GIVEN TASK: Work out how many lines hold the string "structured". The answer is a single number, nothing more.

DATA LISTING:
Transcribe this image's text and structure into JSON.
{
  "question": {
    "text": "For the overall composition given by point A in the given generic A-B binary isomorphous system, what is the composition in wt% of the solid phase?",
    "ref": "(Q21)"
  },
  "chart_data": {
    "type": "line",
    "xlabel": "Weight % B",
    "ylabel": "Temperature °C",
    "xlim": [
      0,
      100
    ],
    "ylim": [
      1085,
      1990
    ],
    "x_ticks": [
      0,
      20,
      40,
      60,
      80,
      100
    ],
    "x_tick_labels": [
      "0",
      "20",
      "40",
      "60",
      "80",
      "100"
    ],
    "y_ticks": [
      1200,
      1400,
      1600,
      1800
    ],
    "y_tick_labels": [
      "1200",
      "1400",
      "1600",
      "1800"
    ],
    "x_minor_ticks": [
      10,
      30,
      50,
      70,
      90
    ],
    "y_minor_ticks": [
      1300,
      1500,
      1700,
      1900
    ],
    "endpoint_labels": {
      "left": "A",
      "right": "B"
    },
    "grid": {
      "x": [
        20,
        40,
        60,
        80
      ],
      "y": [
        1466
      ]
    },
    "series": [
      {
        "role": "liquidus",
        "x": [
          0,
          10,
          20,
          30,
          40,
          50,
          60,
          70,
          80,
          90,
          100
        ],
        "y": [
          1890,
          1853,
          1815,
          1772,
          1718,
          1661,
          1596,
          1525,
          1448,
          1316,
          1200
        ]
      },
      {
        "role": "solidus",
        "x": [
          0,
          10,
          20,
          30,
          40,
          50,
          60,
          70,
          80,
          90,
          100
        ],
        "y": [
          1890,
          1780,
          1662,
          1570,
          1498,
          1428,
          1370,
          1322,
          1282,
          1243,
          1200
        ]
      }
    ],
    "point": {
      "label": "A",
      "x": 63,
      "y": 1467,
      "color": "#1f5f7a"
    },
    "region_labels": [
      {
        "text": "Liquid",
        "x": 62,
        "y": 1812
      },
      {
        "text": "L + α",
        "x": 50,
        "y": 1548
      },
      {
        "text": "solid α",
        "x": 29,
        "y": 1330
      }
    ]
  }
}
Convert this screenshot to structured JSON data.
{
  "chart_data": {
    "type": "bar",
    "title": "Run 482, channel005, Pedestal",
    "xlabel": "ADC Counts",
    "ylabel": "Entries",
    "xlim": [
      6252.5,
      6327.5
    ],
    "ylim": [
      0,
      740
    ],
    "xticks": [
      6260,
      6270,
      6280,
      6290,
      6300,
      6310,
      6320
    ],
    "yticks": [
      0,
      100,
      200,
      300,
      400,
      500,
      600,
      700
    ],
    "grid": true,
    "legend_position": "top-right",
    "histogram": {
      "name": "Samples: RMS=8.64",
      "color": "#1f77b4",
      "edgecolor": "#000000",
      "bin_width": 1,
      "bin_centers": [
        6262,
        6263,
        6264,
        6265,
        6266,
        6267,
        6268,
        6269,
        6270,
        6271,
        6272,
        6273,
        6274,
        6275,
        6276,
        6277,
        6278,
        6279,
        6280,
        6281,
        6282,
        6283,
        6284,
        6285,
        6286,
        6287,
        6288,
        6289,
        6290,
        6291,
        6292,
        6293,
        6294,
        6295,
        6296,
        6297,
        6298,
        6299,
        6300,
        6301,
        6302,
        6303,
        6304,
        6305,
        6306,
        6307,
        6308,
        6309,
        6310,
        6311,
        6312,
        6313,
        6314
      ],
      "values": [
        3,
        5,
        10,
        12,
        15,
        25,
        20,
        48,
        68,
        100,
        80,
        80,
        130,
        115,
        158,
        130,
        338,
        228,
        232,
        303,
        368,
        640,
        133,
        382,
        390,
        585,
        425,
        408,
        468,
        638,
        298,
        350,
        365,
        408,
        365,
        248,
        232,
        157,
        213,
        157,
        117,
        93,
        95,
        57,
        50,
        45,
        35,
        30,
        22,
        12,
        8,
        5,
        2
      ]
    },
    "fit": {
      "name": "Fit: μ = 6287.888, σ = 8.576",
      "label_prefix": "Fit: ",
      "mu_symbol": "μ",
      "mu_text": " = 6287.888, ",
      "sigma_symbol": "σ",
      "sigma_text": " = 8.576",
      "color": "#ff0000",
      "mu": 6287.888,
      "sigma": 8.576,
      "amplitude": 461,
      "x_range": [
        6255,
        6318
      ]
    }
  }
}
...
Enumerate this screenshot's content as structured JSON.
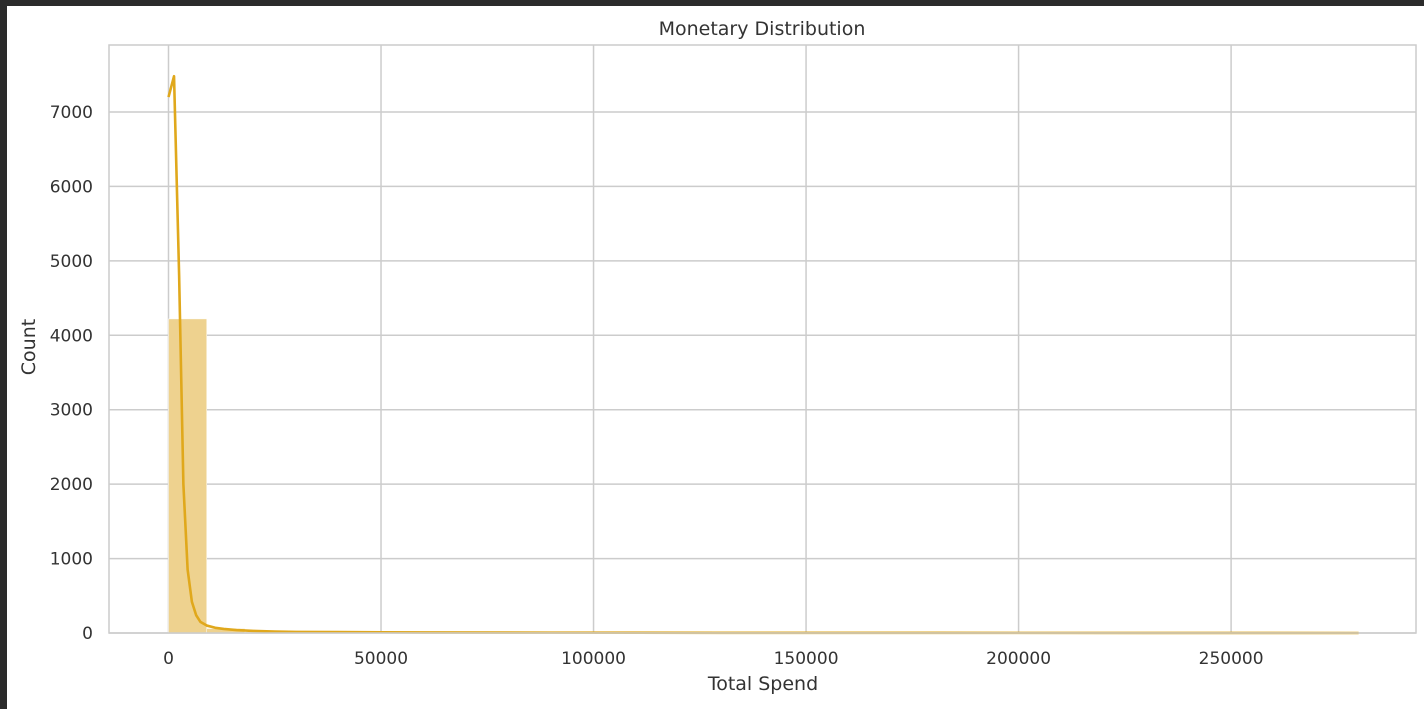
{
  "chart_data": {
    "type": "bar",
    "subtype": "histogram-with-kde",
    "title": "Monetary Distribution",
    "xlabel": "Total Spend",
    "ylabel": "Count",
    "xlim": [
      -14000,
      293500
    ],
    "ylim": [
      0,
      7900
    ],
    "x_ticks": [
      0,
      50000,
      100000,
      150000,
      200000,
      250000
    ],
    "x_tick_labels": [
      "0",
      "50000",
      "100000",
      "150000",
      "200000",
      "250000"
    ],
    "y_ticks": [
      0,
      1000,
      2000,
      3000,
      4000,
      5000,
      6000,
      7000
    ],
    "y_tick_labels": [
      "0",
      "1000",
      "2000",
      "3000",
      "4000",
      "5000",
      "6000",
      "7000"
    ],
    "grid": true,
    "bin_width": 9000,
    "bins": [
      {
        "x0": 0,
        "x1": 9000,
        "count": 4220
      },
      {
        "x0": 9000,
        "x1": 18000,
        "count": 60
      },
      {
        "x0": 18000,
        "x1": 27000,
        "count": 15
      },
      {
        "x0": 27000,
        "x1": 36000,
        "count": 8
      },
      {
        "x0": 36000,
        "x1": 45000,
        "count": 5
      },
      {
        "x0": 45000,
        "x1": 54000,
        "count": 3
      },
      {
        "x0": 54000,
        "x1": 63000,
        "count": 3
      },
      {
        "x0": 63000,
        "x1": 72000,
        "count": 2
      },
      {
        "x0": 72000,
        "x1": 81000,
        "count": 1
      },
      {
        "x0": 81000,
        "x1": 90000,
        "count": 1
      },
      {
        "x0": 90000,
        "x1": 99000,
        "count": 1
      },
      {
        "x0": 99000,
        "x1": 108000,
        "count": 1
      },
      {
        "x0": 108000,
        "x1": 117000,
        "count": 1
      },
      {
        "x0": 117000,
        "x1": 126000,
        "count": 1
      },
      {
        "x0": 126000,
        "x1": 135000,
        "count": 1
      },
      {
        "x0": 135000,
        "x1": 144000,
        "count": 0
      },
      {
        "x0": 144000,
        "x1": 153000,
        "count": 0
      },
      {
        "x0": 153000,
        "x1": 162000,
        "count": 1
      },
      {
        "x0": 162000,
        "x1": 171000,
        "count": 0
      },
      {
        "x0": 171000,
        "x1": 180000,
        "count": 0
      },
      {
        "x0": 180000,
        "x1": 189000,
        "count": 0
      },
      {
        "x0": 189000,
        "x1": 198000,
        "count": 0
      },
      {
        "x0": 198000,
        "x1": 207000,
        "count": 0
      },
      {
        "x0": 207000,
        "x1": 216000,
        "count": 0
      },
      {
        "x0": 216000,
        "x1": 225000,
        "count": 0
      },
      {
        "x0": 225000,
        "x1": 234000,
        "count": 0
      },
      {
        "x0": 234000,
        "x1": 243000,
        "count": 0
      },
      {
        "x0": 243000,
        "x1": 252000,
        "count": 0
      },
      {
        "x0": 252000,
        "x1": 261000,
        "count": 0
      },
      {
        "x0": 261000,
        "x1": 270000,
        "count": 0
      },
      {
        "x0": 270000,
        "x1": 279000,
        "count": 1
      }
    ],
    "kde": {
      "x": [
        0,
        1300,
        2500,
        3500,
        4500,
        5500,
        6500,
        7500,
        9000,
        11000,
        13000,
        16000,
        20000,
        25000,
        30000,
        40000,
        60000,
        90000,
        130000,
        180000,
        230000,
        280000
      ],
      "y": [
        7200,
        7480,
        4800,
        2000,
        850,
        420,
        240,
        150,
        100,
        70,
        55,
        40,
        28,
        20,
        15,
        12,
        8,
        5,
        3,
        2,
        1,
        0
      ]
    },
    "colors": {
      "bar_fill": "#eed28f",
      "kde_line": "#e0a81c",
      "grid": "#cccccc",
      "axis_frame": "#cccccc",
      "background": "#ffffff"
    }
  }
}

ANSWER: 2